→ Do this: Go through the material and tally the lines containing the string "kování". Give the total alone.

----------

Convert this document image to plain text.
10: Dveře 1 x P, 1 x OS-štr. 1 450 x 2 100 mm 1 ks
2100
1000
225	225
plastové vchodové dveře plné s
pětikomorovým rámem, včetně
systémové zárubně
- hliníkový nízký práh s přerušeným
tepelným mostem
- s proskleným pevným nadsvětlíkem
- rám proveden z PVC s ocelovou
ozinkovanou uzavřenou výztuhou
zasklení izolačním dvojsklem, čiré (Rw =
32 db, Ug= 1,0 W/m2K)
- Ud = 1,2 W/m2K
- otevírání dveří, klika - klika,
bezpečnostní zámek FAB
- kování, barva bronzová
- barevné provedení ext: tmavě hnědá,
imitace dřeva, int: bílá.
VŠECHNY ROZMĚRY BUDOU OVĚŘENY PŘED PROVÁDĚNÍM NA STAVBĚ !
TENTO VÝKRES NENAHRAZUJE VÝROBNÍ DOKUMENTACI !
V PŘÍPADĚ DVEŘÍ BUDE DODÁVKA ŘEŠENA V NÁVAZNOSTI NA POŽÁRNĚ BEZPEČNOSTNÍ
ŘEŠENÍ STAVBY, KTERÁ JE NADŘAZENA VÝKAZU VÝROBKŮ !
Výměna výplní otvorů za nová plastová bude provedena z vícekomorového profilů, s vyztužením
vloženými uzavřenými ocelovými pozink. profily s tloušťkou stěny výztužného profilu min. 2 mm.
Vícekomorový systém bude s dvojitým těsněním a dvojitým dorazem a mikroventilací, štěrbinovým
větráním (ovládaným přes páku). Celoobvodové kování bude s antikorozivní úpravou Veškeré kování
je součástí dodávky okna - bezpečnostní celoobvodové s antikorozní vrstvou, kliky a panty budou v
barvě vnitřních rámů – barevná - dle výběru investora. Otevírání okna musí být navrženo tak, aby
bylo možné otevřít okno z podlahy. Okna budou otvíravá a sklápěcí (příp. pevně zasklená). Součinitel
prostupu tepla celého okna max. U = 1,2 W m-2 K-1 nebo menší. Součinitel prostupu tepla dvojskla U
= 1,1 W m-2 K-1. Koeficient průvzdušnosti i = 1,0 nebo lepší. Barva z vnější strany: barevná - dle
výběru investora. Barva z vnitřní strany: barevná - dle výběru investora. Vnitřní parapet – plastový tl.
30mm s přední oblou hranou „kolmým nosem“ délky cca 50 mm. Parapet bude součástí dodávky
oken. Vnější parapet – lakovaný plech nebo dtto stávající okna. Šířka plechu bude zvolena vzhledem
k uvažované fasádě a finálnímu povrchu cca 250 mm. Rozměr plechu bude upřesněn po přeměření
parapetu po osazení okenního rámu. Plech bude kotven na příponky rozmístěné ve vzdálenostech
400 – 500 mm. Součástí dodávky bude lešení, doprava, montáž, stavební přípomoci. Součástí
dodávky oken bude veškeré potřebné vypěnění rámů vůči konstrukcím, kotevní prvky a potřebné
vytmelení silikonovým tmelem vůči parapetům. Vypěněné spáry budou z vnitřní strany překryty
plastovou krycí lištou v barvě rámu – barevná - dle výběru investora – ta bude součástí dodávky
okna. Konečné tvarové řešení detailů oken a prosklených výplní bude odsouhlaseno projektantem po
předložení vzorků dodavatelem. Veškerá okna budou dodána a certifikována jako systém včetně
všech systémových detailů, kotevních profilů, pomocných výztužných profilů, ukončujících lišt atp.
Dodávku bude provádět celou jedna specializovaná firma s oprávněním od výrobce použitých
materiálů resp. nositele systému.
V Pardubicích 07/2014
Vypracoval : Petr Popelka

----------

→ Finished task: 2